**Instruction:** Find every line of the listing below where "image" appears, and copy it.

>> START

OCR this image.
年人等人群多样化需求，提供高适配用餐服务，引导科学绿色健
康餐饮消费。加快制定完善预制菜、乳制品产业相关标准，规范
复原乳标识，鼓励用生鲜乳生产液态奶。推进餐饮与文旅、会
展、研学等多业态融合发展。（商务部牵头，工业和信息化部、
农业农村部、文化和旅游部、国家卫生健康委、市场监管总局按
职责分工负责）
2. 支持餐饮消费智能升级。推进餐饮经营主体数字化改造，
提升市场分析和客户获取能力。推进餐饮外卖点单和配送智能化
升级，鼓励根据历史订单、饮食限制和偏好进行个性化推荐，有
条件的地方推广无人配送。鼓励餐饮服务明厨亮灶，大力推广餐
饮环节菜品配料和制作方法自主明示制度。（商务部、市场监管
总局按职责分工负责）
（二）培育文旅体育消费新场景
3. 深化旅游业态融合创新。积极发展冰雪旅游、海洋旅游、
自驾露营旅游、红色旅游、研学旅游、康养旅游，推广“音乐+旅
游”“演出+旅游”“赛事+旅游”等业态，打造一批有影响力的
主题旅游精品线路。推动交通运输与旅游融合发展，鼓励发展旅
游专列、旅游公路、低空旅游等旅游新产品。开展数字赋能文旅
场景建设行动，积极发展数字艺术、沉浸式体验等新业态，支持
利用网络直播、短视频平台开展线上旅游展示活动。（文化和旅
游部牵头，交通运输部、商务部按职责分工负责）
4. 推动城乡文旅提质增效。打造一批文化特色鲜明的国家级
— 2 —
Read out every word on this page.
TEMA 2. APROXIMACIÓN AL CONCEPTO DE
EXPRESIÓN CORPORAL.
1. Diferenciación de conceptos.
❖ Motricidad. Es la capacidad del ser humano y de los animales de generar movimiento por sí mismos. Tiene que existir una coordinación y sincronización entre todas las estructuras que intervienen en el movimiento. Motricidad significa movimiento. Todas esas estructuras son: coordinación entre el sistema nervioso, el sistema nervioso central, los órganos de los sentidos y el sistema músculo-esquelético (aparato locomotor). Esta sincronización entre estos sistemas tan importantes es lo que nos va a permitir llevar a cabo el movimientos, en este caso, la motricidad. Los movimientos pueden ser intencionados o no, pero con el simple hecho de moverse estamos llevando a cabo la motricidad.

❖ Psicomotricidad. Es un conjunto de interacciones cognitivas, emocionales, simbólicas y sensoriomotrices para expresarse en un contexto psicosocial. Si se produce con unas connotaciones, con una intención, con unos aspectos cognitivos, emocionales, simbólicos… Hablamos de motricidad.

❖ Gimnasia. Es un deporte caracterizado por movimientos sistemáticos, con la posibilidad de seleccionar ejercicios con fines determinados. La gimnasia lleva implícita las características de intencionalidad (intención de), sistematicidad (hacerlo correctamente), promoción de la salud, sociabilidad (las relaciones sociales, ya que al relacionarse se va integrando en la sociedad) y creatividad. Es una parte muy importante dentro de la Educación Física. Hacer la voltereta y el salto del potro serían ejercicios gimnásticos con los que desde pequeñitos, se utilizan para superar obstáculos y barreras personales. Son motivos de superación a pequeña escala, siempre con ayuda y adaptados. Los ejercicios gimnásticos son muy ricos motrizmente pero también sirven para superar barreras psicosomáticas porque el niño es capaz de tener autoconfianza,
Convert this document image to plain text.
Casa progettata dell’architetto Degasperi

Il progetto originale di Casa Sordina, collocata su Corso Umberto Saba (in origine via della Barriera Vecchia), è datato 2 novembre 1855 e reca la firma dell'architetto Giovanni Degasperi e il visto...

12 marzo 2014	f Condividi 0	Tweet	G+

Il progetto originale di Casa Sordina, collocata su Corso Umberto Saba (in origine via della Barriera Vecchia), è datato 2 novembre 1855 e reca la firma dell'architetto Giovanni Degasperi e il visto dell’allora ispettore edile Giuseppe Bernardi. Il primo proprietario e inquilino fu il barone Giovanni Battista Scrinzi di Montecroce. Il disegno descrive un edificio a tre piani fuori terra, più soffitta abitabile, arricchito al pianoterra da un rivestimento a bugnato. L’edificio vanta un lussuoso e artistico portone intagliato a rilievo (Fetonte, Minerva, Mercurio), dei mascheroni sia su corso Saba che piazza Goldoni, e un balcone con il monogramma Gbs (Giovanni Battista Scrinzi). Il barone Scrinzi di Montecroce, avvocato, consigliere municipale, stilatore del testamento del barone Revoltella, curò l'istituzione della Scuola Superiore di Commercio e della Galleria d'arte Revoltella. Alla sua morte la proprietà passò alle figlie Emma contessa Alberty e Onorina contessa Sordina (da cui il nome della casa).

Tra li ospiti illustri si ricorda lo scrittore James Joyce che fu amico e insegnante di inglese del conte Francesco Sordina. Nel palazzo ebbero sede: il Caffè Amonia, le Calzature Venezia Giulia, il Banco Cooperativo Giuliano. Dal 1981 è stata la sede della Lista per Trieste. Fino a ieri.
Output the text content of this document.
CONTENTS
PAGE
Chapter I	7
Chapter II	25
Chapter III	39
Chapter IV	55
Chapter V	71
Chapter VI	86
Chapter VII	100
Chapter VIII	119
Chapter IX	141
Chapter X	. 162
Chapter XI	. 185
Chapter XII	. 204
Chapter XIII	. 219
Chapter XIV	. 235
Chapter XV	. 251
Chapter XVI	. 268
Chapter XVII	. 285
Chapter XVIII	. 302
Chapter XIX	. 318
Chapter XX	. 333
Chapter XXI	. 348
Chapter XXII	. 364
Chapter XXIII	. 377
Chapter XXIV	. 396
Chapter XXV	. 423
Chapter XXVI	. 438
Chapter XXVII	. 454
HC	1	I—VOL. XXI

>> END

**Exercise answer:**
OCR this image.
Convert this document image to plain text.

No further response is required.